The film was commissioned by Channel 4, before the channel had started broadcasting and was aired in the first week of the new channel in early November 1982, close to Remembrance Sunday.

Unusually for the time, the film had been given a cinema preview in June 1982 at the Screen on the Hill cinema in Hampstead. This was a purely opportunistic enterprise, taking advantage of the prominent role that the Royal Navy had played in the Falklands War to gain publicity for the film (and the upcoming launch of Channel 4), but it turned out to be a significant event in the relationship between cinema and television in the UK. In Independent Television in Britain (Volume 6, 2003), Paul Bonner and Lesley Aston note that:

With historical perspective this can be seen as a pivotal point in the relationship between cinema and television [...] In the following two years Justin Dukes' formidable negotiating skills were brought to bear on the restrictive practice by the Cinema Exhibitors' Association of preventing any film for cinema showing being shown on television for three years after its release [...] Dukes argued that... if the films could not be shown on television when the channel which had paid for all or part of their cost... then they would not get made. He was successful in getting the embargo lifted for films costing less than £1.25 million (later this was to rise to £2 million). It was a major step forward for the channel and, as it was to turn out, for the cinema industry also.

==Soundtrack==
The film uses Aragon by Brian Eno as incidental music.

==Reception==
Channel 4's regulator, the Independent Broadcasting Authority (IBA), raised concerns about gratuitous use of swearing in the script. The film won the Golden Charybdis Award at the 1982 Taormina International Film Festival.

Requirement a —
In the records, reproduce word for word the lines starting with the one that contains "y-tick-label: 二线城市 xyxy=(48,158,96,172)" and going on through the one that contains "y-tick-label: 三四线城市 xyxy=(36,220,96,234)".
The records have no connection to the text.

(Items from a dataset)
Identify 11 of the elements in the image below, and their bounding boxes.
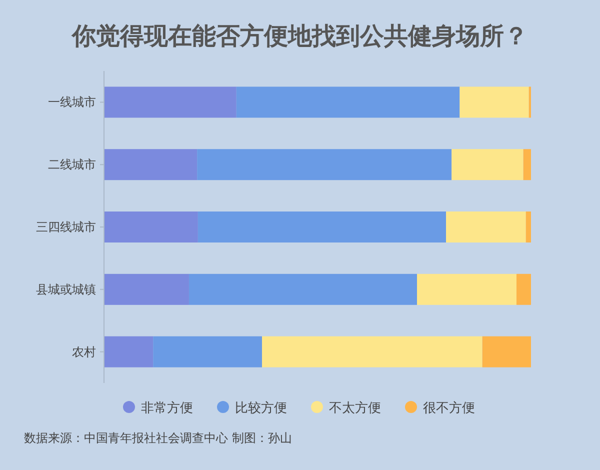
y-tick-label: 二线城市 xyxy=(48,158,96,172)
y-tick-label: 一线城市 xyxy=(48,95,96,110)
legend-label: 很不方便 xyxy=(423,400,475,416)
legend-label: 非常方便 xyxy=(141,400,193,416)
chart-title: 你觉得现在能否方便地找到公共健身场所？ xyxy=(71,22,528,50)
legend-label: 不太方便 xyxy=(329,400,381,416)
y-tick-label: 农村 xyxy=(72,344,96,359)
legend-label: 比较方便 xyxy=(235,400,287,416)
y-tick-label: 三四线城市 xyxy=(36,220,96,234)
source-note: 数据来源：中国青年报社社会调查中心 制图：孙山 xyxy=(24,431,292,445)
y-tick-label: 县城或城镇 xyxy=(36,282,96,296)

Requirement b —
Quote the passage about the Channel 4 film exactly, starting with "The film was" and going on through "to Remembrance Sunday.".

Problem solution a —
y-tick-label: 二线城市 xyxy=(48,158,96,172)
y-tick-label: 一线城市 xyxy=(48,95,96,110)
legend-label: 很不方便 xyxy=(423,400,475,416)
legend-label: 非常方便 xyxy=(141,400,193,416)
chart-title: 你觉得现在能否方便地找到公共健身场所？ xyxy=(71,22,528,50)
legend-label: 不太方便 xyxy=(329,400,381,416)
y-tick-label: 农村 xyxy=(72,344,96,359)
legend-label: 比较方便 xyxy=(235,400,287,416)
y-tick-label: 三四线城市 xyxy=(36,220,96,234)

Problem solution b —
The film was commissioned by Channel 4, before the channel had started broadcasting and was aired in the first week of the new channel in early November 1982, close to Remembrance Sunday.